- **Data for this task**
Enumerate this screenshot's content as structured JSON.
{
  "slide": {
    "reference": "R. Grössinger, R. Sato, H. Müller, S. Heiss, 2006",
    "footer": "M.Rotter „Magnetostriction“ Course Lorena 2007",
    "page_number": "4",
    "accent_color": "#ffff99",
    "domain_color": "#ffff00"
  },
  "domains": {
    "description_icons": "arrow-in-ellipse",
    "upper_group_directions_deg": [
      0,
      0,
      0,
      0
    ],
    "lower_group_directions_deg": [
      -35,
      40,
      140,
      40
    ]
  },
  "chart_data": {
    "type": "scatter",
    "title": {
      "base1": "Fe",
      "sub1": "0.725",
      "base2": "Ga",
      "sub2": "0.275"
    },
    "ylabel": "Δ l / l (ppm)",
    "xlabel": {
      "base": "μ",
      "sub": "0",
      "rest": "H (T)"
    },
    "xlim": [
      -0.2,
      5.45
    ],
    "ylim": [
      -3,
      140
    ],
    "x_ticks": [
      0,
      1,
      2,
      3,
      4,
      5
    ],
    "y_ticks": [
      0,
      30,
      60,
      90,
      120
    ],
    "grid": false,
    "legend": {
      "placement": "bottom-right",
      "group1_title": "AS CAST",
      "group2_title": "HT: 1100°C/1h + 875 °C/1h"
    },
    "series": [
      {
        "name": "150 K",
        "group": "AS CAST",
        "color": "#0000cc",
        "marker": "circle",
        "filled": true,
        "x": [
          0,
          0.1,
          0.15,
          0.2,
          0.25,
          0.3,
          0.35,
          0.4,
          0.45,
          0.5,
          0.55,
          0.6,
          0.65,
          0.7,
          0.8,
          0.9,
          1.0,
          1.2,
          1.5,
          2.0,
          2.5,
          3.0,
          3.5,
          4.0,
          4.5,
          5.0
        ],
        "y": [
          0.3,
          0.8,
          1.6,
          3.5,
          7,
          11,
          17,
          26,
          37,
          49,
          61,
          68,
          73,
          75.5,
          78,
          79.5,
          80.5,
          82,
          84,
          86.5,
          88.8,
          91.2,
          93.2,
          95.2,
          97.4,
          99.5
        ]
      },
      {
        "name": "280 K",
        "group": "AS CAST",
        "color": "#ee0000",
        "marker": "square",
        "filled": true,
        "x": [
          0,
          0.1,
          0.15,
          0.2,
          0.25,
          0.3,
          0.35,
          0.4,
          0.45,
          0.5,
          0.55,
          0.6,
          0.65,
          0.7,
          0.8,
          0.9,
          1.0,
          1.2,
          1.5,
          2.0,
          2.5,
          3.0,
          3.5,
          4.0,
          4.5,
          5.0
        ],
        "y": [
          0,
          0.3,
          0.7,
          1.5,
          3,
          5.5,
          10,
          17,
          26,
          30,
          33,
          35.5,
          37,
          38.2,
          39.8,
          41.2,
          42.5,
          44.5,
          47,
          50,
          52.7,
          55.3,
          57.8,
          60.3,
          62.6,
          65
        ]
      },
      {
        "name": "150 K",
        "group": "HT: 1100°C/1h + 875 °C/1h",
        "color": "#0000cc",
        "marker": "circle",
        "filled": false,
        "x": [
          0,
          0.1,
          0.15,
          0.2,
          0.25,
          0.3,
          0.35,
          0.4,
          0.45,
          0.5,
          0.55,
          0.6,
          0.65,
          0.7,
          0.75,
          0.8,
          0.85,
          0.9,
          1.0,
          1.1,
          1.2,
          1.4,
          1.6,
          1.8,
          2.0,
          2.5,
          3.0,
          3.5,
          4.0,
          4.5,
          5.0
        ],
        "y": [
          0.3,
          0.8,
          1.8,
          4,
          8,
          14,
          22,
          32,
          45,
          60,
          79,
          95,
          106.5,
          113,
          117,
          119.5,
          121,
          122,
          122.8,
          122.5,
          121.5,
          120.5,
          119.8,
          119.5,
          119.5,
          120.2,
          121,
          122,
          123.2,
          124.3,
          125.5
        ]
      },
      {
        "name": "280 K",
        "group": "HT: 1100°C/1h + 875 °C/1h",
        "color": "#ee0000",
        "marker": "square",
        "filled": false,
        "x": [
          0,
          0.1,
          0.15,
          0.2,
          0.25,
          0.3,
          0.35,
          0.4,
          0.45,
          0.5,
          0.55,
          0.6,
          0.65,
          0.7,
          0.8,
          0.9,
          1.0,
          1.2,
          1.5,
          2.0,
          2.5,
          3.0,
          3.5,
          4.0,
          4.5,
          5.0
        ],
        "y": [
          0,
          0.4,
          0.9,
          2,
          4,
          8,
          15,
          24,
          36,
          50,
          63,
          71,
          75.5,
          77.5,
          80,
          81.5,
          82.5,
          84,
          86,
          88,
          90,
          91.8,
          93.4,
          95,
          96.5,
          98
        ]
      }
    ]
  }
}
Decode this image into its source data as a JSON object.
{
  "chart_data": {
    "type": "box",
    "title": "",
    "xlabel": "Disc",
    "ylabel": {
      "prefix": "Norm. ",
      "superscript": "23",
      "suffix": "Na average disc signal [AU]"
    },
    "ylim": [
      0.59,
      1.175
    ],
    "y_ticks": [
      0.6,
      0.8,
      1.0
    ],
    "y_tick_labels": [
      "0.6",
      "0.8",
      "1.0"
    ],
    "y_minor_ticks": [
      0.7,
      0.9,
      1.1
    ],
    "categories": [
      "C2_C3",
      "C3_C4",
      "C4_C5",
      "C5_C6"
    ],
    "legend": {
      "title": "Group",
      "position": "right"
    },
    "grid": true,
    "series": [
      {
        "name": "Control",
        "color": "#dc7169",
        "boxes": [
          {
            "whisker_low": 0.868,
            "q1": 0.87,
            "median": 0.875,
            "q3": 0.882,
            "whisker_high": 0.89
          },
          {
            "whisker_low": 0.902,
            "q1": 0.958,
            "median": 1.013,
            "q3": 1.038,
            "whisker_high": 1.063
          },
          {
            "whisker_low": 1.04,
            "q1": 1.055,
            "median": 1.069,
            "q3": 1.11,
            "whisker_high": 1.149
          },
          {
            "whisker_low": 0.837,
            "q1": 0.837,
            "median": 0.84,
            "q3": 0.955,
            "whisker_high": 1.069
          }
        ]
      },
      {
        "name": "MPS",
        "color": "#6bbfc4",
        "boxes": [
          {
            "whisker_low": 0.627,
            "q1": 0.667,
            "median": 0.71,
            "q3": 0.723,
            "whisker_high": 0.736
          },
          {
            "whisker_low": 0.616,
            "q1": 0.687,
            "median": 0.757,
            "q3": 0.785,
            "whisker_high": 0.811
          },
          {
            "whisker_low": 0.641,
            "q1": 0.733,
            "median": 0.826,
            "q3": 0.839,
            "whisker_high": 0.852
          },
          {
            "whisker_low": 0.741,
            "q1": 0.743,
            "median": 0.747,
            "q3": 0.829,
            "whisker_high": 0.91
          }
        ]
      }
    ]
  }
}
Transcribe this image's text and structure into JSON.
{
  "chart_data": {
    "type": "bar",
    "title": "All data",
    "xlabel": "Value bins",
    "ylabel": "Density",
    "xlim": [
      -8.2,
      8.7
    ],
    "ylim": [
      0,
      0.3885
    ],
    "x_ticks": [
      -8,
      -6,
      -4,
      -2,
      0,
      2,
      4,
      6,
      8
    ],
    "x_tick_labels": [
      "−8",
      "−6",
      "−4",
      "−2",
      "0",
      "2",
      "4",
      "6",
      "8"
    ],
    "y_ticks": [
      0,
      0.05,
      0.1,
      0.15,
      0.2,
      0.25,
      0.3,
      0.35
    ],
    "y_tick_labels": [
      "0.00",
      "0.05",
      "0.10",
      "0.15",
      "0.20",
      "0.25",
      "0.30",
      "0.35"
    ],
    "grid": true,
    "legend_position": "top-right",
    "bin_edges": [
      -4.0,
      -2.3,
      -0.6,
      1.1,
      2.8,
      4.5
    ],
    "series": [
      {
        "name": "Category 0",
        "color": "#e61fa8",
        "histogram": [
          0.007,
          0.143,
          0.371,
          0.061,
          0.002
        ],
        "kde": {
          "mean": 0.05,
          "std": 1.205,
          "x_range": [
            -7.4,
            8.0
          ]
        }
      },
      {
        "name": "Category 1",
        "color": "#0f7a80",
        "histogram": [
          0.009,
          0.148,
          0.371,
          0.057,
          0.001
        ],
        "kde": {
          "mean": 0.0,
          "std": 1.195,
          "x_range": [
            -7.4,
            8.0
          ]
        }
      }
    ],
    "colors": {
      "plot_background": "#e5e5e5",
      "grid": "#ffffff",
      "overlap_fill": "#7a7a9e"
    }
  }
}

- **Aim**
Pull out every line in the data above that has the word "median".

- **Task response**
            "median": 0.875,
            "median": 1.013,
            "median": 1.069,
            "median": 0.84,
            "median": 0.71,
            "median": 0.757,
            "median": 0.826,
            "median": 0.747,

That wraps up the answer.